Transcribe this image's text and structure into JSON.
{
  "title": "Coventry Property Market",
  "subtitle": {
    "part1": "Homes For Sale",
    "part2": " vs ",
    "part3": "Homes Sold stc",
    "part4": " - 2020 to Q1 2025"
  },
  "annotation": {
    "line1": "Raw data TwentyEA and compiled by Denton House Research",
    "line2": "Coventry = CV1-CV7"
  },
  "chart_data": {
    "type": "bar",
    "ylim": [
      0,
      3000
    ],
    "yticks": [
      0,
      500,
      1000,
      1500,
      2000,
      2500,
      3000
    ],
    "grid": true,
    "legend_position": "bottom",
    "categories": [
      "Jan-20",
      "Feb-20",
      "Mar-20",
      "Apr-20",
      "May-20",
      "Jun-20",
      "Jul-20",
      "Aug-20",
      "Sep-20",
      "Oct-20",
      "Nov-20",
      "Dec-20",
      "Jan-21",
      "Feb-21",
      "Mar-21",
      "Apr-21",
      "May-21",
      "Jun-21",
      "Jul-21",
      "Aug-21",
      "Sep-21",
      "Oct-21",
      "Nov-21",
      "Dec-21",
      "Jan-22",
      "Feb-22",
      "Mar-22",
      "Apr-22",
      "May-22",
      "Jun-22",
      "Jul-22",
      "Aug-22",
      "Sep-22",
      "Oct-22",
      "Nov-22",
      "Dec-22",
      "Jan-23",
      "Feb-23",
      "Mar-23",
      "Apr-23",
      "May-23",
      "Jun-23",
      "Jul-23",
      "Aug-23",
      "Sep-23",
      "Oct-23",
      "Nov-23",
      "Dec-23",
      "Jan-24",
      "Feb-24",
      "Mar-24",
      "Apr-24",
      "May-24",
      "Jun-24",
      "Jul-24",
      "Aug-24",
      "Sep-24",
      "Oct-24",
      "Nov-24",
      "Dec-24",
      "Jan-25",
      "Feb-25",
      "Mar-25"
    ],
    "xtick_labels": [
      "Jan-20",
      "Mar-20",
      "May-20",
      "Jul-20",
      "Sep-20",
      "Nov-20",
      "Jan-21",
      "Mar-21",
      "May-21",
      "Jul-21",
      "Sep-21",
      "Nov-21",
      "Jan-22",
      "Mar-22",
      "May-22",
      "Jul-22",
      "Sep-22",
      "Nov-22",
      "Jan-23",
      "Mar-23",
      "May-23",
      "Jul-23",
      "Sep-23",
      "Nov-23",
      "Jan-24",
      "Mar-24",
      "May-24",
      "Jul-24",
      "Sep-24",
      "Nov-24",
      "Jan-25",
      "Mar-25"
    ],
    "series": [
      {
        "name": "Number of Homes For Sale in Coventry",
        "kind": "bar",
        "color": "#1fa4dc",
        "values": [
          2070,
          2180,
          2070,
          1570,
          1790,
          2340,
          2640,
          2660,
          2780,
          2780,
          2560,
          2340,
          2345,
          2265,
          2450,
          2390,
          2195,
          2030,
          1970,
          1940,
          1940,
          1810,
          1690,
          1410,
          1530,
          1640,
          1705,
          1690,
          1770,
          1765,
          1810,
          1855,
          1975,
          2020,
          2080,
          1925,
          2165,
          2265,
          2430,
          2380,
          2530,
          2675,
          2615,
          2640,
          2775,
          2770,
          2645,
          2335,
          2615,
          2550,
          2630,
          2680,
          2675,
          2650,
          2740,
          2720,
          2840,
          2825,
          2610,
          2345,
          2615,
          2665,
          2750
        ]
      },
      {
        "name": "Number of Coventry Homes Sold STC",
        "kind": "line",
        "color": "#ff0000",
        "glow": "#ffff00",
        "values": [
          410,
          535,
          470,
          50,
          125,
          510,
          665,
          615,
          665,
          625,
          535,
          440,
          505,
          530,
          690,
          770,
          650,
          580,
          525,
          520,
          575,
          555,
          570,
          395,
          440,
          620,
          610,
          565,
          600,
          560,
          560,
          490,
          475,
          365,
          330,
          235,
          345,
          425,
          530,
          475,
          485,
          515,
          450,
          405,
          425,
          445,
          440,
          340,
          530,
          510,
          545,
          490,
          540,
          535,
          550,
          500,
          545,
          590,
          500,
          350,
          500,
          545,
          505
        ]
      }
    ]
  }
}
━━━━━━━━━━
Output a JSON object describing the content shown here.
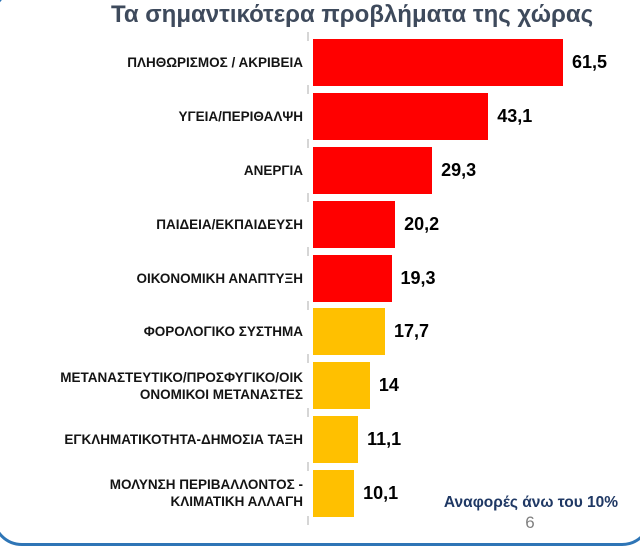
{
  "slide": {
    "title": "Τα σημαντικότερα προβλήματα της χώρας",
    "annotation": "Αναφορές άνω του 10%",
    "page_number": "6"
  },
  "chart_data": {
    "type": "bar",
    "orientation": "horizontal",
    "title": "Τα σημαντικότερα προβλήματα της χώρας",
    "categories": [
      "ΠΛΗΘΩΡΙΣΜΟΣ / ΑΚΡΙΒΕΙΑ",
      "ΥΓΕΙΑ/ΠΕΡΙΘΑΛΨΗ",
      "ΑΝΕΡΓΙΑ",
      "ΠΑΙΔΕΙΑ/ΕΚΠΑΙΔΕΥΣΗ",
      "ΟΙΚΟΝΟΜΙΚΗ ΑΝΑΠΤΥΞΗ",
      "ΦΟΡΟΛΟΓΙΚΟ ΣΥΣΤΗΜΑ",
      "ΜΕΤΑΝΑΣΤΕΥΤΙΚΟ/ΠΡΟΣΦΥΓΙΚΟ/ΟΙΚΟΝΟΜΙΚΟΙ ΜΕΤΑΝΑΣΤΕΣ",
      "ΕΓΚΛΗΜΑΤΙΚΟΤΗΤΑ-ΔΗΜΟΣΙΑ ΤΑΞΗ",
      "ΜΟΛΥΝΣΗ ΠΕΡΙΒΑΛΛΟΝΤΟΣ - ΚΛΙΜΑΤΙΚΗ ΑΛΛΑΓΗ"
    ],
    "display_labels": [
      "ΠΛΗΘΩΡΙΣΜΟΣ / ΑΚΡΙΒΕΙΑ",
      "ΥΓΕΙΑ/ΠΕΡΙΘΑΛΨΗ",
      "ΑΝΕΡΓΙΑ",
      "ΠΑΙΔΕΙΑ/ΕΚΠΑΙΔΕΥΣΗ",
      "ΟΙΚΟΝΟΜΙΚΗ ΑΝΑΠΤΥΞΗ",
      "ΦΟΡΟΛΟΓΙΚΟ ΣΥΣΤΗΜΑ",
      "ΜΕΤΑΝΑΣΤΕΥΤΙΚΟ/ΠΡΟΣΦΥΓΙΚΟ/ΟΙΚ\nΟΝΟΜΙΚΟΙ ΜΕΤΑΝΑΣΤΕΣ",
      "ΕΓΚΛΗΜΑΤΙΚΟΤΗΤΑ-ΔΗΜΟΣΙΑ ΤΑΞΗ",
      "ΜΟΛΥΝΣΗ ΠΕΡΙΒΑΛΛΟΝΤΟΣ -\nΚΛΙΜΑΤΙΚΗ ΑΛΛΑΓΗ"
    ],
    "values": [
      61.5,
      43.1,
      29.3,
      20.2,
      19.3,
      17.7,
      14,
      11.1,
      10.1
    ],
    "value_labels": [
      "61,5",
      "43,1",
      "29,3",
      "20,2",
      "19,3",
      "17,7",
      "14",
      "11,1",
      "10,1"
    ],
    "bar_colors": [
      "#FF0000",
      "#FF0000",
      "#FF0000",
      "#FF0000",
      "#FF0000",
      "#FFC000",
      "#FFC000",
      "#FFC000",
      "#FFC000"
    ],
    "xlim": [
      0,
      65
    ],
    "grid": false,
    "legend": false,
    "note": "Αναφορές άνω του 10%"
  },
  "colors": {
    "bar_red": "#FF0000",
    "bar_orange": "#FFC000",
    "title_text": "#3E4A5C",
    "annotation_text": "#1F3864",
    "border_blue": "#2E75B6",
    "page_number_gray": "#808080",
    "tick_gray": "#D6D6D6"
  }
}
━━━━━━━━━━
◆ JOB:
Write out every line of the listing that holds the word "Αναφορές".

◆ RESPONSE:
    "annotation": "Αναφορές άνω του 10%",
    "note": "Αναφορές άνω του 10%"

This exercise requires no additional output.